-- DATA FOR THIS EXERCISE start --

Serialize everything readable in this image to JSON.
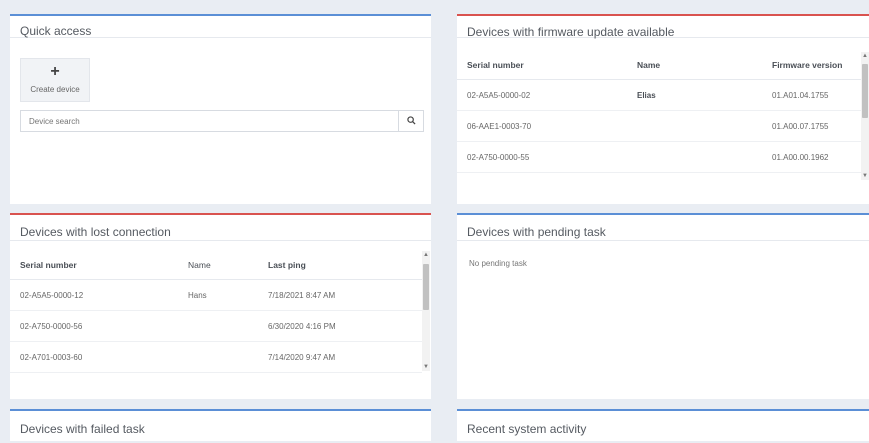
{
  "quick_access": {
    "title": "Quick access",
    "create_device_label": "Create device",
    "search_placeholder": "Device search"
  },
  "firmware_panel": {
    "title": "Devices with firmware update available",
    "columns": [
      "Serial number",
      "Name",
      "Firmware version"
    ],
    "rows": [
      [
        "02-A5A5-0000-02",
        "Elias",
        "01.A01.04.1755"
      ],
      [
        "06-AAE1-0003-70",
        "",
        "01.A00.07.1755"
      ],
      [
        "02-A750-0000-55",
        "",
        "01.A00.00.1962"
      ]
    ]
  },
  "lost_connection_panel": {
    "title": "Devices with lost connection",
    "columns": [
      "Serial number",
      "Name",
      "Last ping"
    ],
    "rows": [
      [
        "02-A5A5-0000-12",
        "Hans",
        "7/18/2021 8:47 AM"
      ],
      [
        "02-A750-0000-56",
        "",
        "6/30/2020 4:16 PM"
      ],
      [
        "02-A701-0003-60",
        "",
        "7/14/2020 9:47 AM"
      ]
    ]
  },
  "pending_task_panel": {
    "title": "Devices with pending task",
    "empty_text": "No pending task"
  },
  "failed_task_panel": {
    "title": "Devices with failed task"
  },
  "recent_activity_panel": {
    "title": "Recent system activity"
  },
  "colors": {
    "background": "#e9edf3",
    "panel_accent_blue": "#5b8fd6",
    "panel_accent_red": "#d9534f"
  },
  "icons": {
    "create": "plus-icon",
    "search": "search-icon",
    "scroll_up": "chevron-up-icon",
    "scroll_down": "chevron-down-icon"
  }
}
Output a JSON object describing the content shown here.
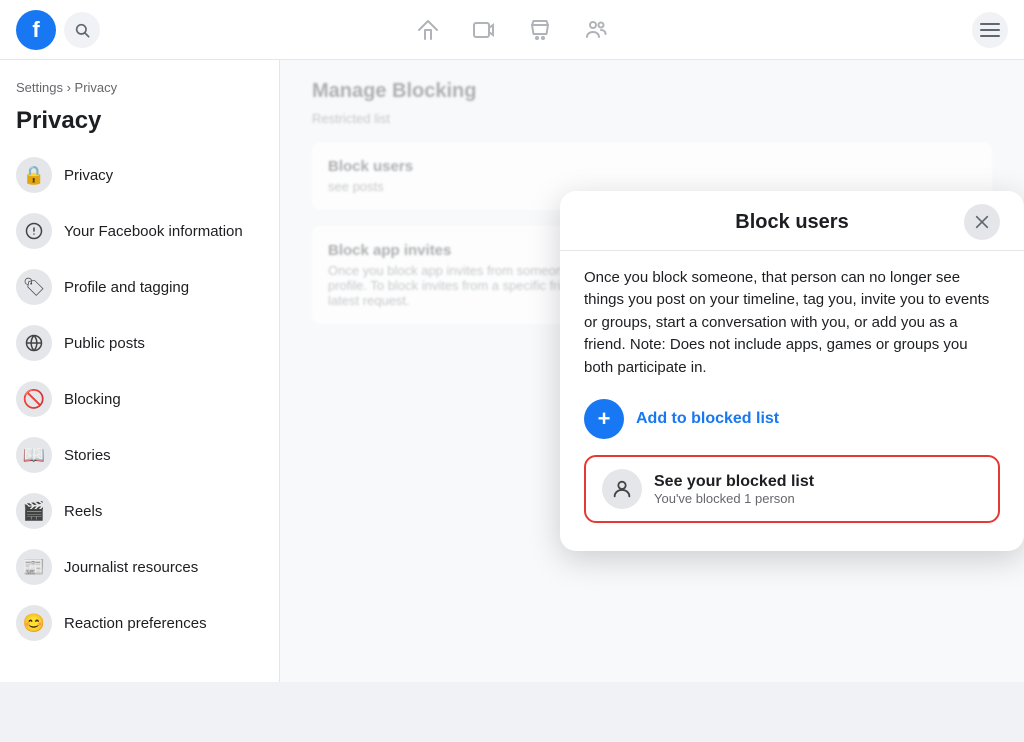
{
  "nav": {
    "search_icon": "🔍",
    "home_icon": "⌂",
    "video_icon": "▶",
    "store_icon": "🏪",
    "people_icon": "👥"
  },
  "sidebar": {
    "breadcrumb_settings": "Settings",
    "breadcrumb_separator": " › ",
    "breadcrumb_current": "Privacy",
    "title": "Privacy",
    "items": [
      {
        "id": "privacy",
        "label": "Privacy",
        "icon": "🔒"
      },
      {
        "id": "facebook-info",
        "label": "Your Facebook information",
        "icon": "ⓕ"
      },
      {
        "id": "profile-tagging",
        "label": "Profile and tagging",
        "icon": "🏷"
      },
      {
        "id": "public-posts",
        "label": "Public posts",
        "icon": "🌐"
      },
      {
        "id": "blocking",
        "label": "Blocking",
        "icon": "🚫"
      },
      {
        "id": "stories",
        "label": "Stories",
        "icon": "📖"
      },
      {
        "id": "reels",
        "label": "Reels",
        "icon": "🎬"
      },
      {
        "id": "journalist",
        "label": "Journalist resources",
        "icon": "📰"
      },
      {
        "id": "reactions",
        "label": "Reaction preferences",
        "icon": "😊"
      }
    ]
  },
  "main_content": {
    "section_title": "Manage Blocking",
    "restricted_list": "Restricted list",
    "block_users_section": "Block users",
    "block_users_desc": "Once you block app invites from someone's profile, you'll automatically ignore requests from that person's profile. To block invites from a specific friend's profile, click \"Ignore All Invites From This Profile\" link under your latest request.",
    "block_app_invites": "Block app invites"
  },
  "modal": {
    "title": "Block users",
    "close_label": "×",
    "body_text": "Once you block someone, that person can no longer see things you post on your timeline, tag you, invite you to events or groups, start a conversation with you, or add you as a friend. Note: Does not include apps, games or groups you both participate in.",
    "add_label": "Add to blocked list",
    "add_icon": "+",
    "blocked_list_title": "See your blocked list",
    "blocked_list_subtitle": "You've blocked 1 person",
    "blocked_icon": "👤"
  }
}
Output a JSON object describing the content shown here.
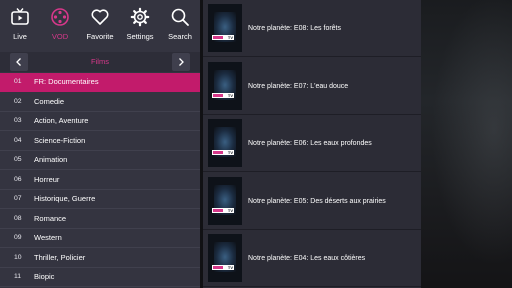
{
  "nav": [
    {
      "label": "Live",
      "icon": "tv-icon"
    },
    {
      "label": "VOD",
      "icon": "film-reel-icon"
    },
    {
      "label": "Favorite",
      "icon": "heart-icon"
    },
    {
      "label": "Settings",
      "icon": "gear-icon"
    },
    {
      "label": "Search",
      "icon": "search-icon"
    }
  ],
  "category_header": {
    "title": "Films"
  },
  "categories": [
    {
      "num": "01",
      "label": "FR: Documentaires",
      "selected": true
    },
    {
      "num": "02",
      "label": "Comedie"
    },
    {
      "num": "03",
      "label": "Action, Aventure"
    },
    {
      "num": "04",
      "label": "Science-Fiction"
    },
    {
      "num": "05",
      "label": "Animation"
    },
    {
      "num": "06",
      "label": "Horreur"
    },
    {
      "num": "07",
      "label": "Historique, Guerre"
    },
    {
      "num": "08",
      "label": "Romance"
    },
    {
      "num": "09",
      "label": "Western"
    },
    {
      "num": "10",
      "label": "Thriller, Policier"
    },
    {
      "num": "11",
      "label": "Biopic"
    }
  ],
  "vod_items": [
    {
      "title": "Notre planète: E08: Les forêts"
    },
    {
      "title": "Notre planète: E07: L'eau douce"
    },
    {
      "title": "Notre planète: E06: Les eaux profondes"
    },
    {
      "title": "Notre planète: E05: Des déserts aux prairies"
    },
    {
      "title": "Notre planète: E04: Les eaux côtières"
    }
  ],
  "colors": {
    "accent": "#c21b6b",
    "panel": "#343440",
    "list": "#2c2c36"
  }
}
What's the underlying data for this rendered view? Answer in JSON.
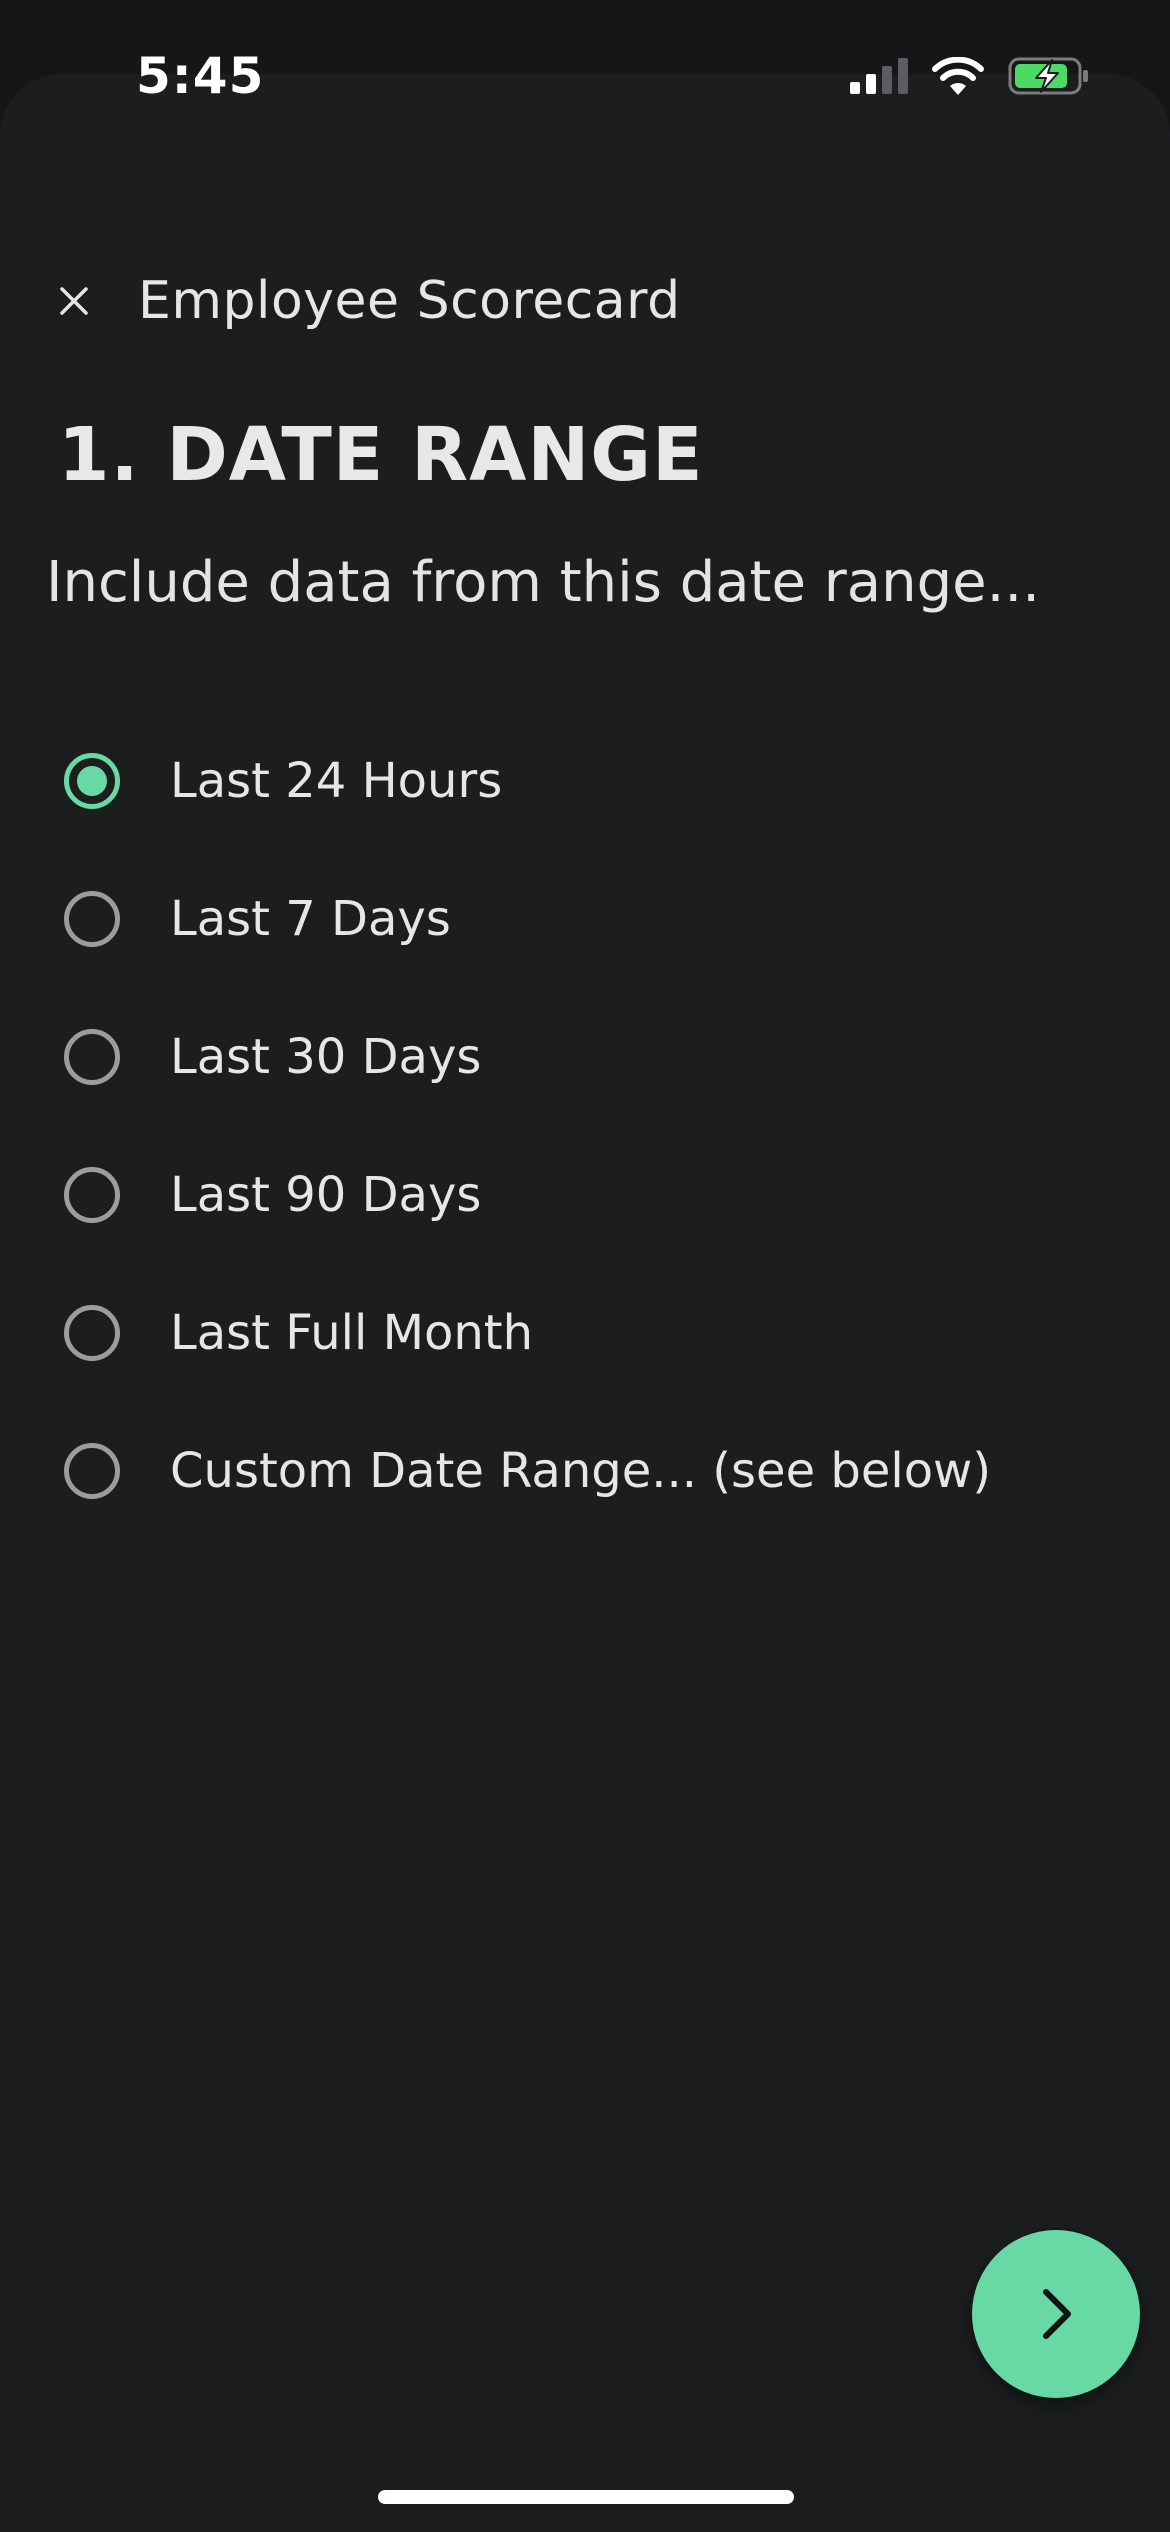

-- DATA FOR THIS EXERCISE end --

Read the data above and pull out each line that holds the string "tagging".

        "id": "profile-tagging",
        "label": "Profile and tagging",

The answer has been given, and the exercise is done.